**What is needed**
Every entry in the data is to be written out exactly; no picture belongs in the copy.

***** Provided material *****

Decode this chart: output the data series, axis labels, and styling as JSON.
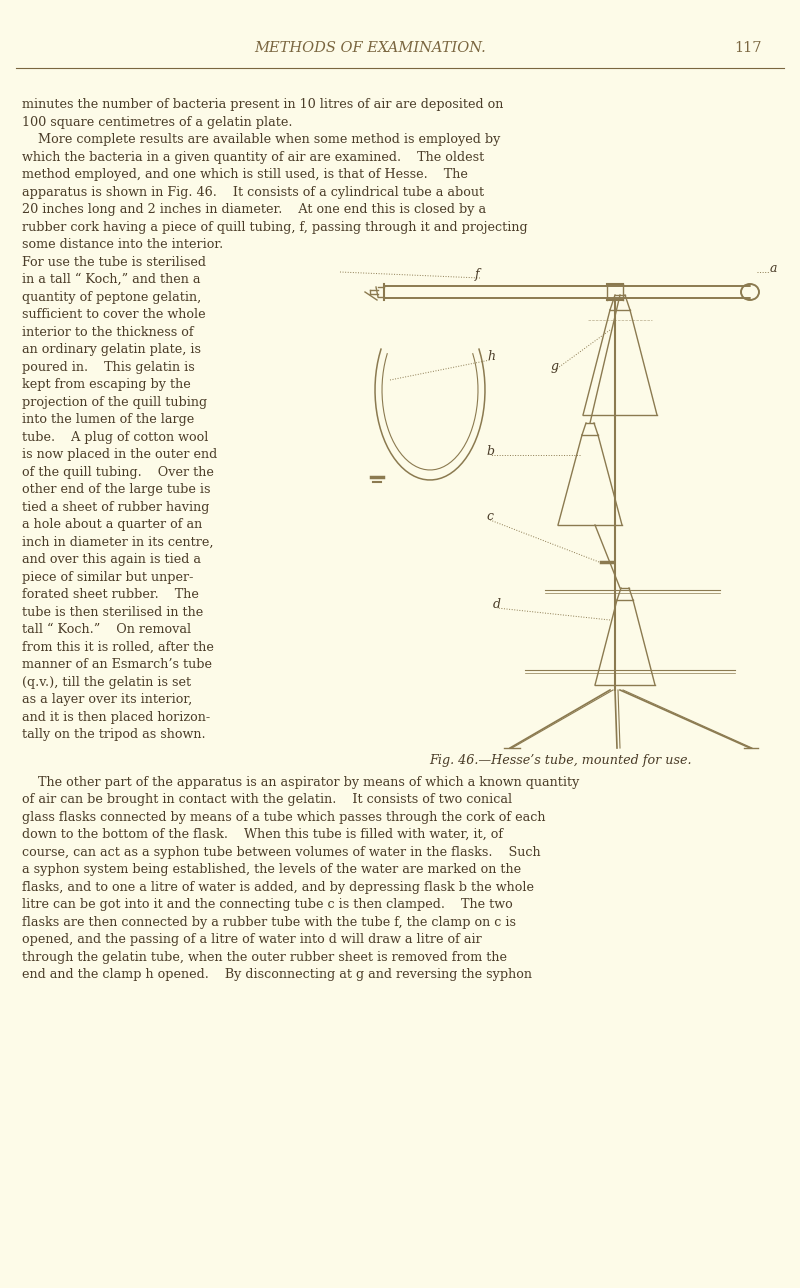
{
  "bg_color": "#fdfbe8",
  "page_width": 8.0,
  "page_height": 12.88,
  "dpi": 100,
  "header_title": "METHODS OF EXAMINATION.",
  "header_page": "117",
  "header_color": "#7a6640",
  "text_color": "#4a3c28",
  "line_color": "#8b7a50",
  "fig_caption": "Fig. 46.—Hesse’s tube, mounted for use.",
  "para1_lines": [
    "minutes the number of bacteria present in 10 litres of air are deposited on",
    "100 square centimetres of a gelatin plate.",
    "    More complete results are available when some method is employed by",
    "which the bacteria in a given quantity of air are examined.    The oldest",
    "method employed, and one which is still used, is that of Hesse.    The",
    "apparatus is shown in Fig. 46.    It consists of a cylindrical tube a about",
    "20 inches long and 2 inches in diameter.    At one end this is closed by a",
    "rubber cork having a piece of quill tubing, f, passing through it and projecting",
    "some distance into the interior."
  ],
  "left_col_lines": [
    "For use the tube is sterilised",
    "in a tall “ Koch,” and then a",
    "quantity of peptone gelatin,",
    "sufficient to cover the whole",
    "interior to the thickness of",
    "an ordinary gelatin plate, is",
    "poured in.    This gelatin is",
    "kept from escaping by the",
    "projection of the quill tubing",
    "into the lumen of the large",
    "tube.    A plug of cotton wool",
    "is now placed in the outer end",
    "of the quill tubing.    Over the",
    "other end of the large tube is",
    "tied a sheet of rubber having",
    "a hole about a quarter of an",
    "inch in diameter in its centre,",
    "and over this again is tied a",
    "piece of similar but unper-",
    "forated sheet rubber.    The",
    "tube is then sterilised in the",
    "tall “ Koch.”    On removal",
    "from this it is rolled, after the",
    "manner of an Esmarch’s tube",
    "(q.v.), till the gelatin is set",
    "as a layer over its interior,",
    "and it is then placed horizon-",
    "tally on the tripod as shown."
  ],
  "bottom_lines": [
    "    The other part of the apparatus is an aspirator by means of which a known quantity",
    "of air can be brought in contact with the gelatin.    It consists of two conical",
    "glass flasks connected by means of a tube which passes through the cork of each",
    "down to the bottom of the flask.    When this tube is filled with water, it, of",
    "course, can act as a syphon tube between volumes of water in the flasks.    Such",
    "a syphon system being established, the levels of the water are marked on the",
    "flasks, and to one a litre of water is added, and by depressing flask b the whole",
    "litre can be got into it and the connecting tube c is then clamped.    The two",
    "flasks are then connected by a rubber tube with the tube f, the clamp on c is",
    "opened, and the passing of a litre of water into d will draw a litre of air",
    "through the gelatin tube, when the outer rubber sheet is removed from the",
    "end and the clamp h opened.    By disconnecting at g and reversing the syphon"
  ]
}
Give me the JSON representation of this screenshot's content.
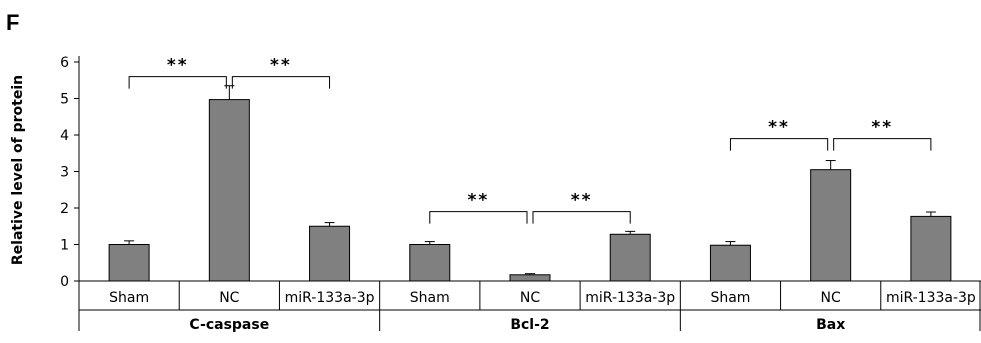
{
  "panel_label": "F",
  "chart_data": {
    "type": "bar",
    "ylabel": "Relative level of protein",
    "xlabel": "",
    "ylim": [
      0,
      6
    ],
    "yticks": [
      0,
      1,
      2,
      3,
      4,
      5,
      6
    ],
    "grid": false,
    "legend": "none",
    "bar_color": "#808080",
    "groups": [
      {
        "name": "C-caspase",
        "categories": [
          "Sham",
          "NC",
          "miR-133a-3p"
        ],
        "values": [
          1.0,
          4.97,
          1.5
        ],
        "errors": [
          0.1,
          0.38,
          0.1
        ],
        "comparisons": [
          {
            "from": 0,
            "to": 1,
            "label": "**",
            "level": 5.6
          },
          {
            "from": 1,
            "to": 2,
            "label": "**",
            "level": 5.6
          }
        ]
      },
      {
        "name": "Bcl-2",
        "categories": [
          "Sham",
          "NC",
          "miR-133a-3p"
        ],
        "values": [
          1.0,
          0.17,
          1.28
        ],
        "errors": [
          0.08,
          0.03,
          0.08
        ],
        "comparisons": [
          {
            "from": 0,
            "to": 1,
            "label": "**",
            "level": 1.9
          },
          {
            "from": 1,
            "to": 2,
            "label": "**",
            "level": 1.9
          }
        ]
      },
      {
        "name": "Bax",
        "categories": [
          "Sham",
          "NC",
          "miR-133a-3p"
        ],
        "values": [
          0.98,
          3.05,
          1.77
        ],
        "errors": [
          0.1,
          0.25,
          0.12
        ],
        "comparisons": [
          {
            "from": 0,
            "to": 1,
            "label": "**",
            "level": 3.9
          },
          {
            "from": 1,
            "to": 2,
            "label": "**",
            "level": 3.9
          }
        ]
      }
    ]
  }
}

*****

**Solution for this problem**
Decode this chart: output the data series, axis labels, and styling as JSON.
{
  "bg_color": "#fdfbe8",
  "page_width": 8.0,
  "page_height": 12.88,
  "dpi": 100,
  "header_title": "METHODS OF EXAMINATION.",
  "header_page": "117",
  "header_color": "#7a6640",
  "text_color": "#4a3c28",
  "line_color": "#8b7a50",
  "fig_caption": "Fig. 46.—Hesse’s tube, mounted for use.",
  "para1_lines": [
    "minutes the number of bacteria present in 10 litres of air are deposited on",
    "100 square centimetres of a gelatin plate.",
    "    More complete results are available when some method is employed by",
    "which the bacteria in a given quantity of air are examined.    The oldest",
    "method employed, and one which is still used, is that of Hesse.    The",
    "apparatus is shown in Fig. 46.    It consists of a cylindrical tube a about",
    "20 inches long and 2 inches in diameter.    At one end this is closed by a",
    "rubber cork having a piece of quill tubing, f, passing through it and projecting",
    "some distance into the interior."
  ],
  "left_col_lines": [
    "For use the tube is sterilised",
    "in a tall “ Koch,” and then a",
    "quantity of peptone gelatin,",
    "sufficient to cover the whole",
    "interior to the thickness of",
    "an ordinary gelatin plate, is",
    "poured in.    This gelatin is",
    "kept from escaping by the",
    "projection of the quill tubing",
    "into the lumen of the large",
    "tube.    A plug of cotton wool",
    "is now placed in the outer end",
    "of the quill tubing.    Over the",
    "other end of the large tube is",
    "tied a sheet of rubber having",
    "a hole about a quarter of an",
    "inch in diameter in its centre,",
    "and over this again is tied a",
    "piece of similar but unper-",
    "forated sheet rubber.    The",
    "tube is then sterilised in the",
    "tall “ Koch.”    On removal",
    "from this it is rolled, after the",
    "manner of an Esmarch’s tube",
    "(q.v.), till the gelatin is set",
    "as a layer over its interior,",
    "and it is then placed horizon-",
    "tally on the tripod as shown."
  ],
  "bottom_lines": [
    "    The other part of the apparatus is an aspirator by means of which a known quantity",
    "of air can be brought in contact with the gelatin.    It consists of two conical",
    "glass flasks connected by means of a tube which passes through the cork of each",
    "down to the bottom of the flask.    When this tube is filled with water, it, of",
    "course, can act as a syphon tube between volumes of water in the flasks.    Such",
    "a syphon system being established, the levels of the water are marked on the",
    "flasks, and to one a litre of water is added, and by depressing flask b the whole",
    "litre can be got into it and the connecting tube c is then clamped.    The two",
    "flasks are then connected by a rubber tube with the tube f, the clamp on c is",
    "opened, and the passing of a litre of water into d will draw a litre of air",
    "through the gelatin tube, when the outer rubber sheet is removed from the",
    "end and the clamp h opened.    By disconnecting at g and reversing the syphon"
  ]
}
Give me the JSON representation of this screenshot's content.
{
  "panel_label": "F",
  "chart_data": {
    "type": "bar",
    "ylabel": "Relative level of protein",
    "xlabel": "",
    "ylim": [
      0,
      6
    ],
    "yticks": [
      0,
      1,
      2,
      3,
      4,
      5,
      6
    ],
    "grid": false,
    "legend": "none",
    "bar_color": "#808080",
    "groups": [
      {
        "name": "C-caspase",
        "categories": [
          "Sham",
          "NC",
          "miR-133a-3p"
        ],
        "values": [
          1.0,
          4.97,
          1.5
        ],
        "errors": [
          0.1,
          0.38,
          0.1
        ],
        "comparisons": [
          {
            "from": 0,
            "to": 1,
            "label": "**",
            "level": 5.6
          },
          {
            "from": 1,
            "to": 2,
            "label": "**",
            "level": 5.6
          }
        ]
      },
      {
        "name": "Bcl-2",
        "categories": [
          "Sham",
          "NC",
          "miR-133a-3p"
        ],
        "values": [
          1.0,
          0.17,
          1.28
        ],
        "errors": [
          0.08,
          0.03,
          0.08
        ],
        "comparisons": [
          {
            "from": 0,
            "to": 1,
            "label": "**",
            "level": 1.9
          },
          {
            "from": 1,
            "to": 2,
            "label": "**",
            "level": 1.9
          }
        ]
      },
      {
        "name": "Bax",
        "categories": [
          "Sham",
          "NC",
          "miR-133a-3p"
        ],
        "values": [
          0.98,
          3.05,
          1.77
        ],
        "errors": [
          0.1,
          0.25,
          0.12
        ],
        "comparisons": [
          {
            "from": 0,
            "to": 1,
            "label": "**",
            "level": 3.9
          },
          {
            "from": 1,
            "to": 2,
            "label": "**",
            "level": 3.9
          }
        ]
      }
    ]
  }
}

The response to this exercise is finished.